Repeat each line of the material exactly.
--- start Supplied entries ---
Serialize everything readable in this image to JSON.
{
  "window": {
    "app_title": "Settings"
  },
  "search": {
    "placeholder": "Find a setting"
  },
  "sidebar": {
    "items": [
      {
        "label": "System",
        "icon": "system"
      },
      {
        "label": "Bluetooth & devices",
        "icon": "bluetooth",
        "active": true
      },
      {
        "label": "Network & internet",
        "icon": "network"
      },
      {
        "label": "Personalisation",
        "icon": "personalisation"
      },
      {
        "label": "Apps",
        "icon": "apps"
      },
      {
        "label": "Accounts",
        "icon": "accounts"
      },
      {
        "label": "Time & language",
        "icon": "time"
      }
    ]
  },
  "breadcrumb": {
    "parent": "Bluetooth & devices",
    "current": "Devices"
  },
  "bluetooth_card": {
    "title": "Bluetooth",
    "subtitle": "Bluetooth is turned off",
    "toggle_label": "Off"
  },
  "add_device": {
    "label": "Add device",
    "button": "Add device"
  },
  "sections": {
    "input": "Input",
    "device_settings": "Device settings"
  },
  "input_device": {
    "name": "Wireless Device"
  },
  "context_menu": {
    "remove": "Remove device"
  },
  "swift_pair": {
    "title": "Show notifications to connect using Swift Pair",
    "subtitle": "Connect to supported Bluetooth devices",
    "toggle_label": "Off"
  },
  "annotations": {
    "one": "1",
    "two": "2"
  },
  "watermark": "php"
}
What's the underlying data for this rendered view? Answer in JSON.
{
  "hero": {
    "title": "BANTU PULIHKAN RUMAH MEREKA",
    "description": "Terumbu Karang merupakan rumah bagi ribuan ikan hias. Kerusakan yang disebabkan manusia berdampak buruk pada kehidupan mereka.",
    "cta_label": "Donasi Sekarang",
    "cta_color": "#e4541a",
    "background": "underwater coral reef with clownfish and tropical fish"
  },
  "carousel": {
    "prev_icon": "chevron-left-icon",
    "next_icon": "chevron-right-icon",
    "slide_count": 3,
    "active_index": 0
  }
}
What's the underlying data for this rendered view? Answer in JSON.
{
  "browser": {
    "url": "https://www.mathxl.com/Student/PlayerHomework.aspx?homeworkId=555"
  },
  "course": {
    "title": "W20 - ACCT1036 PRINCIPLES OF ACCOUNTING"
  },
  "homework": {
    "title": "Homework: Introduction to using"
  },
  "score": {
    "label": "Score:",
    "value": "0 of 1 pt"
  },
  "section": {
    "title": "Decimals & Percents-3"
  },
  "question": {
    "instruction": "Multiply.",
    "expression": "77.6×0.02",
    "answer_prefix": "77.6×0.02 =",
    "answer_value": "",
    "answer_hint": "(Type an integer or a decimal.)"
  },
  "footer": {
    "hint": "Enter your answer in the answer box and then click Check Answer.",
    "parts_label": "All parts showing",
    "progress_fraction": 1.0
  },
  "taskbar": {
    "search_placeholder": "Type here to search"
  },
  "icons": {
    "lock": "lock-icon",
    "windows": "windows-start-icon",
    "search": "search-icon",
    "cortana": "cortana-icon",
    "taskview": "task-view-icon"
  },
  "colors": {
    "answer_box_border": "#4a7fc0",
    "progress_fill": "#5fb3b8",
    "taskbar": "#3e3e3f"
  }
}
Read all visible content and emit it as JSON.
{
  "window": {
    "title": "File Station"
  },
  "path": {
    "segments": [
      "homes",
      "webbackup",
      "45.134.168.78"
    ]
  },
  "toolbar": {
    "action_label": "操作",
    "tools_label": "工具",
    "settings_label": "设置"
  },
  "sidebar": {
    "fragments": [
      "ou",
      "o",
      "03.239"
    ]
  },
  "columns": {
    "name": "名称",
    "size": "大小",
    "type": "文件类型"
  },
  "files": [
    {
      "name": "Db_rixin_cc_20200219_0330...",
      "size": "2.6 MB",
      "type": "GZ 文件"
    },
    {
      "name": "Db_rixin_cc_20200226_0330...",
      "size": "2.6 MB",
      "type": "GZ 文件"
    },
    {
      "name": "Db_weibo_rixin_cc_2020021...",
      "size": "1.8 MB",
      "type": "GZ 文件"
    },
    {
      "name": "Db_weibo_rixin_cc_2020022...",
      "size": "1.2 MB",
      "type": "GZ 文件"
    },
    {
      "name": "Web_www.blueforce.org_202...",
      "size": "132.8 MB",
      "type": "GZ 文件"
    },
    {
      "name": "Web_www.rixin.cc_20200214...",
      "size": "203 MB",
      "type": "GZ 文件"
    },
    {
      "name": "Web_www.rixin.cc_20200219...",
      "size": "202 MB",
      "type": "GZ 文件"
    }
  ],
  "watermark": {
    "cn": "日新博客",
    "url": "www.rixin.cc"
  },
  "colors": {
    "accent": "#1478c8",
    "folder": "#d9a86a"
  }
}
--- end Supplied entries ---
Result
Serialize everything readable in this image to JSON.
{
  "window": {
    "app_title": "Settings"
  },
  "search": {
    "placeholder": "Find a setting"
  },
  "sidebar": {
    "items": [
      {
        "label": "System",
        "icon": "system"
      },
      {
        "label": "Bluetooth & devices",
        "icon": "bluetooth",
        "active": true
      },
      {
        "label": "Network & internet",
        "icon": "network"
      },
      {
        "label": "Personalisation",
        "icon": "personalisation"
      },
      {
        "label": "Apps",
        "icon": "apps"
      },
      {
        "label": "Accounts",
        "icon": "accounts"
      },
      {
        "label": "Time & language",
        "icon": "time"
      }
    ]
  },
  "breadcrumb": {
    "parent": "Bluetooth & devices",
    "current": "Devices"
  },
  "bluetooth_card": {
    "title": "Bluetooth",
    "subtitle": "Bluetooth is turned off",
    "toggle_label": "Off"
  },
  "add_device": {
    "label": "Add device",
    "button": "Add device"
  },
  "sections": {
    "input": "Input",
    "device_settings": "Device settings"
  },
  "input_device": {
    "name": "Wireless Device"
  },
  "context_menu": {
    "remove": "Remove device"
  },
  "swift_pair": {
    "title": "Show notifications to connect using Swift Pair",
    "subtitle": "Connect to supported Bluetooth devices",
    "toggle_label": "Off"
  },
  "annotations": {
    "one": "1",
    "two": "2"
  },
  "watermark": "php"
}
What's the underlying data for this rendered view? Answer in JSON.
{
  "hero": {
    "title": "BANTU PULIHKAN RUMAH MEREKA",
    "description": "Terumbu Karang merupakan rumah bagi ribuan ikan hias. Kerusakan yang disebabkan manusia berdampak buruk pada kehidupan mereka.",
    "cta_label": "Donasi Sekarang",
    "cta_color": "#e4541a",
    "background": "underwater coral reef with clownfish and tropical fish"
  },
  "carousel": {
    "prev_icon": "chevron-left-icon",
    "next_icon": "chevron-right-icon",
    "slide_count": 3,
    "active_index": 0
  }
}
What's the underlying data for this rendered view? Answer in JSON.
{
  "browser": {
    "url": "https://www.mathxl.com/Student/PlayerHomework.aspx?homeworkId=555"
  },
  "course": {
    "title": "W20 - ACCT1036 PRINCIPLES OF ACCOUNTING"
  },
  "homework": {
    "title": "Homework: Introduction to using"
  },
  "score": {
    "label": "Score:",
    "value": "0 of 1 pt"
  },
  "section": {
    "title": "Decimals & Percents-3"
  },
  "question": {
    "instruction": "Multiply.",
    "expression": "77.6×0.02",
    "answer_prefix": "77.6×0.02 =",
    "answer_value": "",
    "answer_hint": "(Type an integer or a decimal.)"
  },
  "footer": {
    "hint": "Enter your answer in the answer box and then click Check Answer.",
    "parts_label": "All parts showing",
    "progress_fraction": 1.0
  },
  "taskbar": {
    "search_placeholder": "Type here to search"
  },
  "icons": {
    "lock": "lock-icon",
    "windows": "windows-start-icon",
    "search": "search-icon",
    "cortana": "cortana-icon",
    "taskview": "task-view-icon"
  },
  "colors": {
    "answer_box_border": "#4a7fc0",
    "progress_fill": "#5fb3b8",
    "taskbar": "#3e3e3f"
  }
}
Read all visible content and emit it as JSON.
{
  "window": {
    "title": "File Station"
  },
  "path": {
    "segments": [
      "homes",
      "webbackup",
      "45.134.168.78"
    ]
  },
  "toolbar": {
    "action_label": "操作",
    "tools_label": "工具",
    "settings_label": "设置"
  },
  "sidebar": {
    "fragments": [
      "ou",
      "o",
      "03.239"
    ]
  },
  "columns": {
    "name": "名称",
    "size": "大小",
    "type": "文件类型"
  },
  "files": [
    {
      "name": "Db_rixin_cc_20200219_0330...",
      "size": "2.6 MB",
      "type": "GZ 文件"
    },
    {
      "name": "Db_rixin_cc_20200226_0330...",
      "size": "2.6 MB",
      "type": "GZ 文件"
    },
    {
      "name": "Db_weibo_rixin_cc_2020021...",
      "size": "1.8 MB",
      "type": "GZ 文件"
    },
    {
      "name": "Db_weibo_rixin_cc_2020022...",
      "size": "1.2 MB",
      "type": "GZ 文件"
    },
    {
      "name": "Web_www.blueforce.org_202...",
      "size": "132.8 MB",
      "type": "GZ 文件"
    },
    {
      "name": "Web_www.rixin.cc_20200214...",
      "size": "203 MB",
      "type": "GZ 文件"
    },
    {
      "name": "Web_www.rixin.cc_20200219...",
      "size": "202 MB",
      "type": "GZ 文件"
    }
  ],
  "watermark": {
    "cn": "日新博客",
    "url": "www.rixin.cc"
  },
  "colors": {
    "accent": "#1478c8",
    "folder": "#d9a86a"
  }
}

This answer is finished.